## THE REQUEST:
Using the records provided below, locate and copy each line that contains the word "JSON".

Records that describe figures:
>>

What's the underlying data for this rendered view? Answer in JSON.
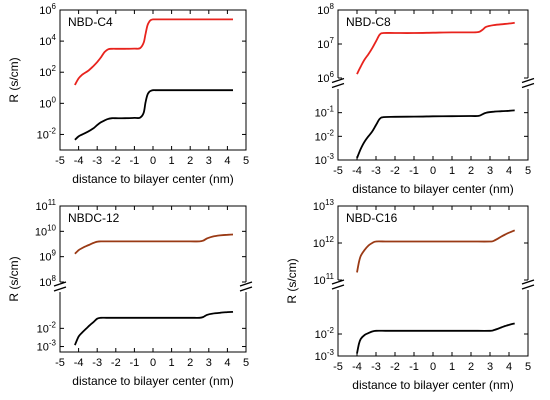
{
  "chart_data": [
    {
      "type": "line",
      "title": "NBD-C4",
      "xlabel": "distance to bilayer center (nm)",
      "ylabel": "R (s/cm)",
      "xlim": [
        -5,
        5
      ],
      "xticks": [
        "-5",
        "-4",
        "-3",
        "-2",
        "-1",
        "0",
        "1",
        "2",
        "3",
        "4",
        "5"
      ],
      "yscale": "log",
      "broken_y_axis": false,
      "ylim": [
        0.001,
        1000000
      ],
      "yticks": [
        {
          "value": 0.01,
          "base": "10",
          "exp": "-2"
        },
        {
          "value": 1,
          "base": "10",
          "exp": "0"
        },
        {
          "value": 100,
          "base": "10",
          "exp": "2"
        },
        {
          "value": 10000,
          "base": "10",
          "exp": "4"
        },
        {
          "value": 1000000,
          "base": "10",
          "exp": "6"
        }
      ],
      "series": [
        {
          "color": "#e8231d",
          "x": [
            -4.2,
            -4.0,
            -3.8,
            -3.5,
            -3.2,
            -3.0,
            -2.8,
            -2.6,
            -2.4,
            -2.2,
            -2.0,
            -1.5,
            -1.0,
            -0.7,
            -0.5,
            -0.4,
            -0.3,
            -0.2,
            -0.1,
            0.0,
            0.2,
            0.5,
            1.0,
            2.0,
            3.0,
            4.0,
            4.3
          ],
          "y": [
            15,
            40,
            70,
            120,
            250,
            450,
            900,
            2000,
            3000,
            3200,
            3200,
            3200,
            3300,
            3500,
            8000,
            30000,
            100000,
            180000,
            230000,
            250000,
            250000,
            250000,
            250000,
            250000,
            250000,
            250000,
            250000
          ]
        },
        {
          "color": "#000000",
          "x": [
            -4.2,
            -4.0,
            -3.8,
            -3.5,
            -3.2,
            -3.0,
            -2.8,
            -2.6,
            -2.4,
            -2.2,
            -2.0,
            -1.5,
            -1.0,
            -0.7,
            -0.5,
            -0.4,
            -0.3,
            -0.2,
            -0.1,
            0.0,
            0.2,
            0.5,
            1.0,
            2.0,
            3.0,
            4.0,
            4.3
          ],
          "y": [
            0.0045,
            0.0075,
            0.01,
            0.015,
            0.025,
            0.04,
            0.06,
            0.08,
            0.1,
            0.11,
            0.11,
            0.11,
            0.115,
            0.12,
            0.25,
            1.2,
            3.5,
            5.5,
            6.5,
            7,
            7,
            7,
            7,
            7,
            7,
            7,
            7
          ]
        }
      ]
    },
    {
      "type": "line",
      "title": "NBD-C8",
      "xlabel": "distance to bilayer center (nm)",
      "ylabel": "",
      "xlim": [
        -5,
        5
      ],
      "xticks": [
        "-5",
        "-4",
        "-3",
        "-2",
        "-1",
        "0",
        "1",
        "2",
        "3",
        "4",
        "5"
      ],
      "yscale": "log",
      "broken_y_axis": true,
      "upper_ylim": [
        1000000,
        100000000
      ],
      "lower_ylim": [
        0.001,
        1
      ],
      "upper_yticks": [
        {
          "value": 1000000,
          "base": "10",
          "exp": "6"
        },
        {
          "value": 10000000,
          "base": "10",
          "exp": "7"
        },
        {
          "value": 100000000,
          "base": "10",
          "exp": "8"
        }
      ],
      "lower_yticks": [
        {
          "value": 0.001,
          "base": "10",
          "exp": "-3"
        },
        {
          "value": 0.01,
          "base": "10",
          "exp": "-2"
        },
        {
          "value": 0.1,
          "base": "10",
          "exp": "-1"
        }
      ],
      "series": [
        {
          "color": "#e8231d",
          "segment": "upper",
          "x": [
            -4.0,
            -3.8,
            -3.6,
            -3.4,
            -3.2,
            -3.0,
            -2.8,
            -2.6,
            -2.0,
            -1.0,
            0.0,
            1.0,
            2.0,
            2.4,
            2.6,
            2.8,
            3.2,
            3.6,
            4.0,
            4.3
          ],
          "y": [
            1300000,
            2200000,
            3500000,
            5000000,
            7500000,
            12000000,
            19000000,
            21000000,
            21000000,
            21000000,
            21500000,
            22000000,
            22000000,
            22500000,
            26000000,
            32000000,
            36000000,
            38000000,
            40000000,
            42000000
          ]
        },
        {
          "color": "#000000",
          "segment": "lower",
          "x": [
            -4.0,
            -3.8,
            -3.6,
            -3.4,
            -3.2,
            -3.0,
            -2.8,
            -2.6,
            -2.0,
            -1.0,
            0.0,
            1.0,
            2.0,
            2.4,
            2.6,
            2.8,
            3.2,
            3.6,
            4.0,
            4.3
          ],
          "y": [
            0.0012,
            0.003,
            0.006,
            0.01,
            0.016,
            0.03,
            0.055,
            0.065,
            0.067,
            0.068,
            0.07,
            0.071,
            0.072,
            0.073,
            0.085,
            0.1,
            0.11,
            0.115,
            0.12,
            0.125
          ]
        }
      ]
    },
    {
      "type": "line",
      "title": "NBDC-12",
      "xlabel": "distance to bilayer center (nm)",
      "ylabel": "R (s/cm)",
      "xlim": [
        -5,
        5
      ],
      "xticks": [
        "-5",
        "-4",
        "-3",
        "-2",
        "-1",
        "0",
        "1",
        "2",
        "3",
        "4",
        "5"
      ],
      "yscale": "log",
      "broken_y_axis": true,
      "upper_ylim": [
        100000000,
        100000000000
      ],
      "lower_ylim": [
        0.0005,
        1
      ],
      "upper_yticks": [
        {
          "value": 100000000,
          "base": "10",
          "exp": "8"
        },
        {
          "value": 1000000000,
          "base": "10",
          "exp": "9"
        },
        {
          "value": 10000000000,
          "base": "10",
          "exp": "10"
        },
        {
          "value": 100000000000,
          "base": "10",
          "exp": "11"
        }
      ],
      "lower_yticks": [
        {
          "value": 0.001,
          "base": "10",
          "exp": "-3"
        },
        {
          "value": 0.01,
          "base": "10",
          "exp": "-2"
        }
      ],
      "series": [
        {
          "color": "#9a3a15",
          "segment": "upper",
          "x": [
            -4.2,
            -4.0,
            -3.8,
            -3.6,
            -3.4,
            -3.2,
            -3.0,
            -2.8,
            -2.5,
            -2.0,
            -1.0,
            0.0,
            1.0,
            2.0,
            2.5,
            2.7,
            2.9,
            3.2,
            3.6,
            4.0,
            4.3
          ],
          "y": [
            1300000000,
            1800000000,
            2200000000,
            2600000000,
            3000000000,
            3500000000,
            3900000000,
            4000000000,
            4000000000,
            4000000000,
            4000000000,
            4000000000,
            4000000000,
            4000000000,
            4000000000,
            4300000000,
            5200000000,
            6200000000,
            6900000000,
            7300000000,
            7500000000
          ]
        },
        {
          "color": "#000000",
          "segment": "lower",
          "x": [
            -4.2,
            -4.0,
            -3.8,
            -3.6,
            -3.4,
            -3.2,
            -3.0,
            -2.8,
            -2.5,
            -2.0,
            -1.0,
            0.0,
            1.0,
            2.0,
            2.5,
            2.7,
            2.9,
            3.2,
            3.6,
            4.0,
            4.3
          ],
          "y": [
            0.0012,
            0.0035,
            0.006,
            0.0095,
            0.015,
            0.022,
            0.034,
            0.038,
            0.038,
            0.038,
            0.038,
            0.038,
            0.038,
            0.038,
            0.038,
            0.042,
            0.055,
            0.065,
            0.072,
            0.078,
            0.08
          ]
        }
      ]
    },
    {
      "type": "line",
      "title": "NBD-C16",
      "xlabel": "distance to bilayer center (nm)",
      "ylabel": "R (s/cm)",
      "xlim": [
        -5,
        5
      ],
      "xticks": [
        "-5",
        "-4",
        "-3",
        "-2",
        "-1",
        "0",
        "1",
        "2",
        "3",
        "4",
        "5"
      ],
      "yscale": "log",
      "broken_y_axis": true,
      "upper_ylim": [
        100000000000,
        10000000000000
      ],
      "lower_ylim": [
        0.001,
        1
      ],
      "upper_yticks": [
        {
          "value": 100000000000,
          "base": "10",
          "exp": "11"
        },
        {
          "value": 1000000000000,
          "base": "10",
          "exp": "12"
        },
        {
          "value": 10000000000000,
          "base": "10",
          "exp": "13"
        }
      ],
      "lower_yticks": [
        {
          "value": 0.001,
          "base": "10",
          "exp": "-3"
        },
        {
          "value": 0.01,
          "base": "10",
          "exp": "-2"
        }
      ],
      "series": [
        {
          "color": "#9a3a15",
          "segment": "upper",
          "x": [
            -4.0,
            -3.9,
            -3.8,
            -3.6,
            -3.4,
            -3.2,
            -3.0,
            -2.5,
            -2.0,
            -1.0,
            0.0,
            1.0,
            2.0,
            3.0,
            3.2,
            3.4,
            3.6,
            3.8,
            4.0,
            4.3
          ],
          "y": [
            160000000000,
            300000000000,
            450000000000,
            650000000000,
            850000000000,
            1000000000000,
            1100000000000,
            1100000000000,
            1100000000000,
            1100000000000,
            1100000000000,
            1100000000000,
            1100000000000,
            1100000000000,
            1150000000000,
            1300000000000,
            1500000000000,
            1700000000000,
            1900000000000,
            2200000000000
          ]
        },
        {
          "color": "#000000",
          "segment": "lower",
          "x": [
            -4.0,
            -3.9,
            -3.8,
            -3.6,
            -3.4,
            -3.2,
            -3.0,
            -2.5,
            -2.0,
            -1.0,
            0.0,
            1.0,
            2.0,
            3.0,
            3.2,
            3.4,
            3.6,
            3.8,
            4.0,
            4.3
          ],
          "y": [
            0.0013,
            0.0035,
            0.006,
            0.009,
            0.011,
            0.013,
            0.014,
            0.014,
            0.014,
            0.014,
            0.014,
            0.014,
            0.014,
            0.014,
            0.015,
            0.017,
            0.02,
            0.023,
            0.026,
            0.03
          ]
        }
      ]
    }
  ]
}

<<
>>

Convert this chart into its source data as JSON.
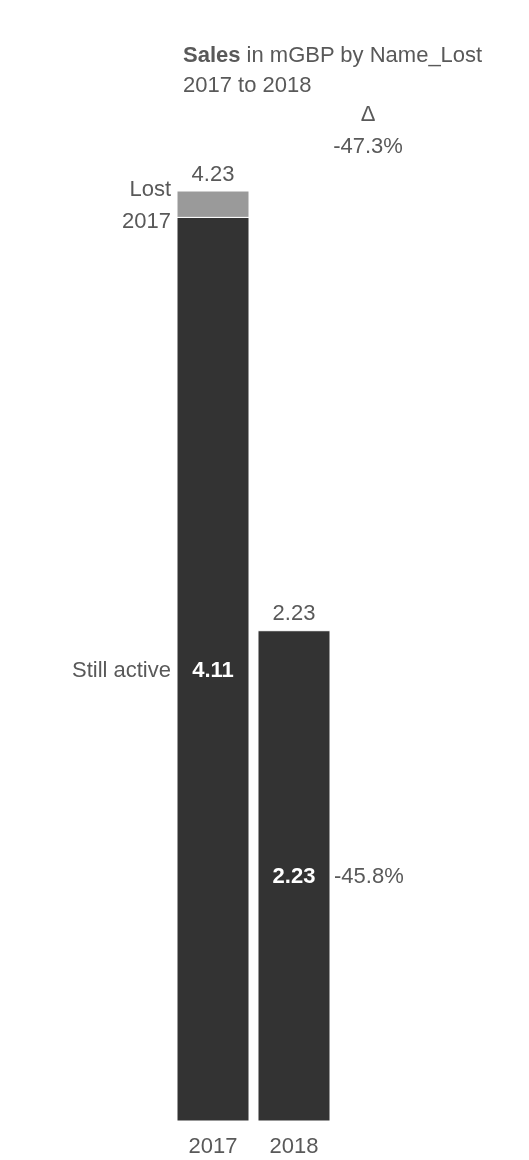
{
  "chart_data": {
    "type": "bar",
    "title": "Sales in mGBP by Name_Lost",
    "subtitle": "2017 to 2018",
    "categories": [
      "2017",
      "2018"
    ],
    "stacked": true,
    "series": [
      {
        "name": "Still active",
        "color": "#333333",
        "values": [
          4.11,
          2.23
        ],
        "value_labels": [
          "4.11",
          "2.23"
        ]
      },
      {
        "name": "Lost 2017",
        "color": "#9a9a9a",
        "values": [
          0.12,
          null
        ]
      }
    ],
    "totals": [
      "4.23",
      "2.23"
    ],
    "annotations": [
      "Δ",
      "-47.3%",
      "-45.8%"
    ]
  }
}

<<

## RESULT OF THE TASK:
What's the underlying data for this rendered view? Answer in JSON.
Convert this chart into its source data as JSON.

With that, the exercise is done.